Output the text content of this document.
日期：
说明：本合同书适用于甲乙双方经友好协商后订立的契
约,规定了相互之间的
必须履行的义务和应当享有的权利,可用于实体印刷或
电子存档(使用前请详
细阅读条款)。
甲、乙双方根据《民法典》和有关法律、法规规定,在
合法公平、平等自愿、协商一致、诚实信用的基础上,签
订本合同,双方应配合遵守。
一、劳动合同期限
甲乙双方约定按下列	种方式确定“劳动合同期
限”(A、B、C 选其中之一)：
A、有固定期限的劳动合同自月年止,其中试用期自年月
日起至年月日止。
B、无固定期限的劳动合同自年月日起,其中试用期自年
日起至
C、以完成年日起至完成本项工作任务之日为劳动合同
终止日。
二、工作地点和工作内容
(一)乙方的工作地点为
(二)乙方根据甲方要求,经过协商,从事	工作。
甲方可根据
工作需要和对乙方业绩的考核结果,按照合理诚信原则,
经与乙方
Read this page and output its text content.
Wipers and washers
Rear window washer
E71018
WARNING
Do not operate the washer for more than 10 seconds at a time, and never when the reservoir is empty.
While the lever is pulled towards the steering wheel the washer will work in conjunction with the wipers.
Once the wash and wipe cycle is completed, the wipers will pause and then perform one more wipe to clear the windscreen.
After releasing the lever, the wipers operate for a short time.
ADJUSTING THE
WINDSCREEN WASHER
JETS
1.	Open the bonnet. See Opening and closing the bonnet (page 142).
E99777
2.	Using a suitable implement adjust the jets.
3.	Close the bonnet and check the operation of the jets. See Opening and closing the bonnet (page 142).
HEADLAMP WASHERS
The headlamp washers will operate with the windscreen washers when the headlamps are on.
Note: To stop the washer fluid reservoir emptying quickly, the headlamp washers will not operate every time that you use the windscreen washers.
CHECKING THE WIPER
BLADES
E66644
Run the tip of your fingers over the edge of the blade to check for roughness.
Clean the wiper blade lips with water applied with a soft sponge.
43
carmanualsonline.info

_PROMPT_. Identify each line of the material where the word "operate" shows up, and copy it.

_RESPONSE_.
Do not operate the washer for more than 10 seconds at a time, and never when the reservoir is empty.
After releasing the lever, the wipers operate for a short time.
The headlamp washers will operate with the windscreen washers when the headlamps are on.
Note: To stop the washer fluid reservoir emptying quickly, the headlamp washers will not operate every time that you use the windscreen washers.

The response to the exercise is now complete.